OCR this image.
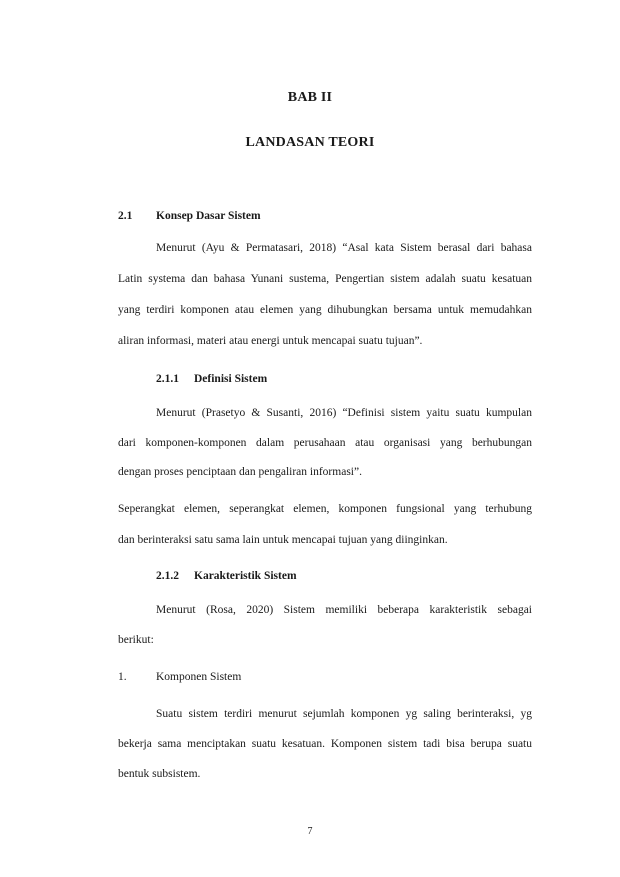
BAB II
LANDASAN TEORI
2.1 Konsep Dasar Sistem
Menurut (Ayu & Permatasari, 2018) “Asal kata Sistem berasal dari bahasa
Latin systema dan bahasa Yunani sustema, Pengertian sistem adalah suatu kesatuan
yang terdiri komponen atau elemen yang dihubungkan bersama untuk memudahkan
aliran informasi, materi atau energi untuk mencapai suatu tujuan”.
2.1.1 Definisi Sistem
Menurut (Prasetyo & Susanti, 2016) “Definisi sistem yaitu suatu kumpulan
dari komponen-komponen dalam perusahaan atau organisasi yang berhubungan
dengan proses penciptaan dan pengaliran informasi”.
Seperangkat elemen, seperangkat elemen, komponen fungsional yang terhubung
dan berinteraksi satu sama lain untuk mencapai tujuan yang diinginkan.
2.1.2 Karakteristik Sistem
Menurut (Rosa, 2020) Sistem memiliki beberapa karakteristik sebagai
berikut:
1.	Komponen Sistem
Suatu sistem terdiri menurut sejumlah komponen yg saling berinteraksi, yg
bekerja sama menciptakan suatu kesatuan. Komponen sistem tadi bisa berupa suatu
bentuk subsistem.
7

★ ★ ★ ★ ★ ★ ★

Problem requirements:
Go through the records. Copy each line where "Definisi" appears.

Response to the task:
2.1.1 Definisi Sistem
Menurut (Prasetyo & Susanti, 2016) “Definisi sistem yaitu suatu kumpulan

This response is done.